START

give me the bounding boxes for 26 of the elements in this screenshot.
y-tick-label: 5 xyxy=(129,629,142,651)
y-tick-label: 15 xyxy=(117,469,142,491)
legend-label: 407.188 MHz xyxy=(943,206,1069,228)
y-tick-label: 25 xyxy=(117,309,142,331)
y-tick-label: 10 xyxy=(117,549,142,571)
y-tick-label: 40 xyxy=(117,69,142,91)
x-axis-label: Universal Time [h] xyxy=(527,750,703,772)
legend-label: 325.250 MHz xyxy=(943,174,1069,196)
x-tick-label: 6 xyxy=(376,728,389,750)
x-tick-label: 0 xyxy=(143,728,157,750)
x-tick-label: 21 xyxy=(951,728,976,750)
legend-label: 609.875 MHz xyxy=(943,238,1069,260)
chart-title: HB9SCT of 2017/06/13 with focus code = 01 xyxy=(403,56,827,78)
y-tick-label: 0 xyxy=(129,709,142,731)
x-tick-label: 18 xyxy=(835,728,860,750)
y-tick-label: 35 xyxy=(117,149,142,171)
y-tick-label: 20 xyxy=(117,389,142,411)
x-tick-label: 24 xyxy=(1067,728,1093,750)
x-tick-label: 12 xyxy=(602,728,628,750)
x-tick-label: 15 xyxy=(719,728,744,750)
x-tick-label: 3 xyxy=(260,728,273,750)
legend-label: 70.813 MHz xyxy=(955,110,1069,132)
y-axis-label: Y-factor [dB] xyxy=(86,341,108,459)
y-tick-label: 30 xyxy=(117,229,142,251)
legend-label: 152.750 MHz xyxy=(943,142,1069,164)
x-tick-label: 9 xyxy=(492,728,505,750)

END

• GOAL OF THE EXERCISE:
Copy the lines of the records word for word, from the start through the line containing "y-tick-label: 30 xyxy=(117,229,142,251)", including that line.

• SOLUTION FOR THIS TASK:
give me the bounding boxes for 26 of the elements in this screenshot.
y-tick-label: 5 xyxy=(129,629,142,651)
y-tick-label: 15 xyxy=(117,469,142,491)
legend-label: 407.188 MHz xyxy=(943,206,1069,228)
y-tick-label: 25 xyxy=(117,309,142,331)
y-tick-label: 10 xyxy=(117,549,142,571)
y-tick-label: 40 xyxy=(117,69,142,91)
x-axis-label: Universal Time [h] xyxy=(527,750,703,772)
legend-label: 325.250 MHz xyxy=(943,174,1069,196)
x-tick-label: 6 xyxy=(376,728,389,750)
x-tick-label: 0 xyxy=(143,728,157,750)
x-tick-label: 21 xyxy=(951,728,976,750)
legend-label: 609.875 MHz xyxy=(943,238,1069,260)
chart-title: HB9SCT of 2017/06/13 with focus code = 01 xyxy=(403,56,827,78)
y-tick-label: 0 xyxy=(129,709,142,731)
x-tick-label: 18 xyxy=(835,728,860,750)
y-tick-label: 35 xyxy=(117,149,142,171)
y-tick-label: 20 xyxy=(117,389,142,411)
x-tick-label: 24 xyxy=(1067,728,1093,750)
x-tick-label: 12 xyxy=(602,728,628,750)
x-tick-label: 15 xyxy=(719,728,744,750)
x-tick-label: 3 xyxy=(260,728,273,750)
legend-label: 70.813 MHz xyxy=(955,110,1069,132)
y-axis-label: Y-factor [dB] xyxy=(86,341,108,459)
y-tick-label: 30 xyxy=(117,229,142,251)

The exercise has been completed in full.